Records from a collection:
──────────
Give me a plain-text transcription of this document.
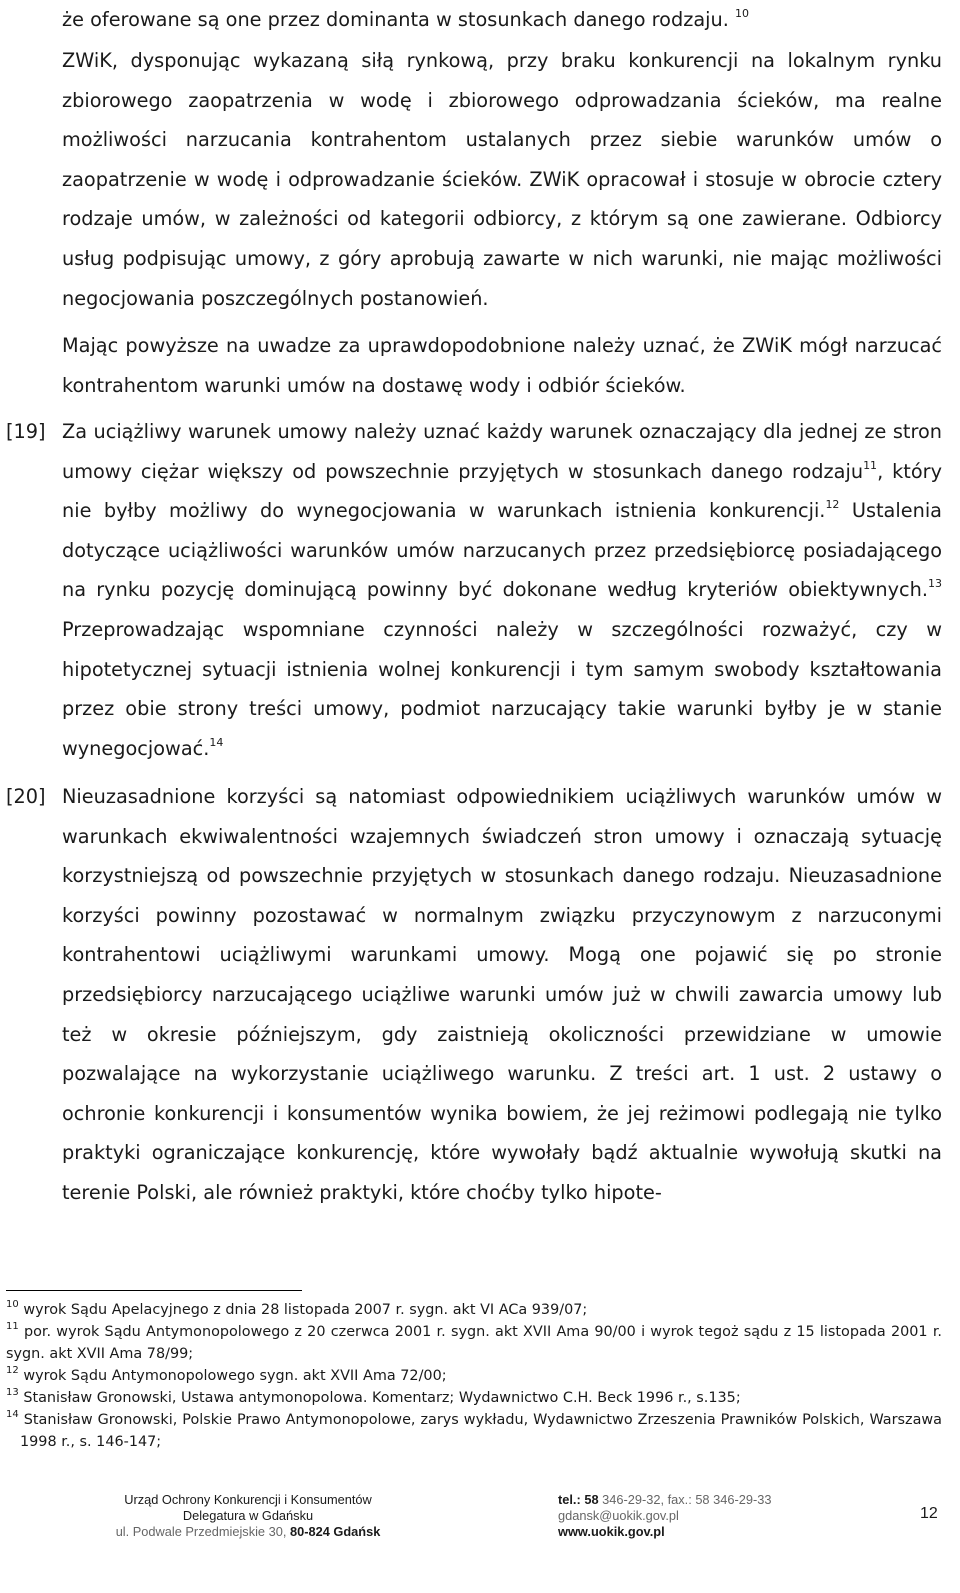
że oferowane są one przez dominanta w stosunkach danego rodzaju. $^{10}$
ZWiK, dysponując wykazaną siłą rynkową, przy braku konkurencji na lokalnym rynku zbiorowego zaopatrzenia w wodę i zbiorowego odprowadzania ścieków, ma realne możliwości narzucania kontrahentom ustalanych przez siebie warunków umów o zaopatrzenie w wodę i odprowadzanie ścieków. ZWiK opracował i stosuje w obrocie cztery rodzaje umów, w zależności od kategorii odbiorcy, z którym są one zawierane. Odbiorcy usług podpisując umowy, z góry aprobują zawarte w nich warunki, nie mając możliwości negocjowania poszczególnych postanowień.
Mając powyższe na uwadze za uprawdopodobnione należy uznać, że ZWiK mógł narzucać kontrahentom warunki umów na dostawę wody i odbiór ścieków.
[19] Za uciążliwy warunek umowy należy uznać każdy warunek oznaczający dla jednej ze stron umowy ciężar większy od powszechnie przyjętych w stosunkach danego rodzaju$^{11}$, który nie byłby możliwy do wynegocjowania w warunkach istnienia konkurencji.$^{12}$ Ustalenia dotyczące uciążliwości warunków umów narzucanych przez przedsiębiorcę posiadającego na rynku pozycję dominującą powinny być dokonane według kryteriów obiektywnych.$^{13}$ Przeprowadzając wspomniane czynności należy w szczególności rozważyć, czy w hipotetycznej sytuacji istnienia wolnej konkurencji i tym samym swobody kształtowania przez obie strony treści umowy, podmiot narzucający takie warunki byłby je w stanie wynegocjować.$^{14}$
[20] Nieuzasadnione korzyści są natomiast odpowiednikiem uciążliwych warunków umów w warunkach ekwiwalentności wzajemnych świadczeń stron umowy i oznaczają sytuację korzystniejszą od powszechnie przyjętych w stosunkach danego rodzaju. Nieuzasadnione korzyści powinny pozostawać w normalnym związku przyczynowym z narzuconymi kontrahentowi uciążliwymi warunkami umowy. Mogą one pojawić się po stronie przedsiębiorcy narzucającego uciążliwe warunki umów już w chwili zawarcia umowy lub też w okresie późniejszym, gdy zaistnieją okoliczności przewidziane w umowie pozwalające na wykorzystanie uciążliwego warunku. Z treści art. 1 ust. 2 ustawy o ochronie konkurencji i konsumentów wynika bowiem, że jej reżimowi podlegają nie tylko praktyki ograniczające konkurencję, które wywołały bądź aktualnie wywołują skutki na terenie Polski, ale również praktyki, które choćby tylko hipote-
$^{10}$ wyrok Sądu Apelacyjnego z dnia 28 listopada 2007 r. sygn. akt VI ACa 939/07;
$^{11}$ por. wyrok Sądu Antymonopolowego z 20 czerwca 2001 r. sygn. akt XVII Ama 90/00 i wyrok tegoż sądu z 15 listopada 2001 r. sygn. akt XVII Ama 78/99;
$^{12}$ wyrok Sądu Antymonopolowego sygn. akt XVII Ama 72/00;
$^{13}$ Stanisław Gronowski, Ustawa antymonopolowa. Komentarz; Wydawnictwo C.H. Beck 1996 r., s.135;
$^{14}$ Stanisław Gronowski, Polskie Prawo Antymonopolowe, zarys wykładu, Wydawnictwo Zrzeszenia Prawników Polskich, Warszawa 1998 r., s. 146-147;
Urząd Ochrony Konkurencji i Konsumentów
Delegatura w Gdańsku
ul. Podwale Przedmiejskie 30, 80-824 Gdańsk
tel.: 58 346-29-32, fax.: 58 346-29-33
gdansk@uokik.gov.pl
www.uokik.gov.pl
12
──────────
▶ PROMPT: Which lines of the data include "rynku"? Copy each of them.

▶ OUTPUT OF THE EXERCISE:
ZWiK, dysponując wykazaną siłą rynkową, przy braku konkurencji na lokalnym rynku zbiorowego zaopatrzenia w wodę i zbiorowego odprowadzania ścieków, ma realne możliwości narzucania kontrahentom ustalanych przez siebie warunków umów o zaopatrzenie w wodę i odprowadzanie ścieków. ZWiK opracował i stosuje w obrocie cztery rodzaje umów, w zależności od kategorii odbiorcy, z którym są one zawierane. Odbiorcy usług podpisując umowy, z góry aprobują zawarte w nich warunki, nie mając możliwości negocjowania poszczególnych postanowień.
[19] Za uciążliwy warunek umowy należy uznać każdy warunek oznaczający dla jednej ze stron umowy ciężar większy od powszechnie przyjętych w stosunkach danego rodzaju$^{11}$, który nie byłby możliwy do wynegocjowania w warunkach istnienia konkurencji.$^{12}$ Ustalenia dotyczące uciążliwości warunków umów narzucanych przez przedsiębiorcę posiadającego na rynku pozycję dominującą powinny być dokonane według kryteriów obiektywnych.$^{13}$ Przeprowadzając wspomniane czynności należy w szczególności rozważyć, czy w hipotetycznej sytuacji istnienia wolnej konkurencji i tym samym swobody kształtowania przez obie strony treści umowy, podmiot narzucający takie warunki byłby je w stanie wynegocjować.$^{14}$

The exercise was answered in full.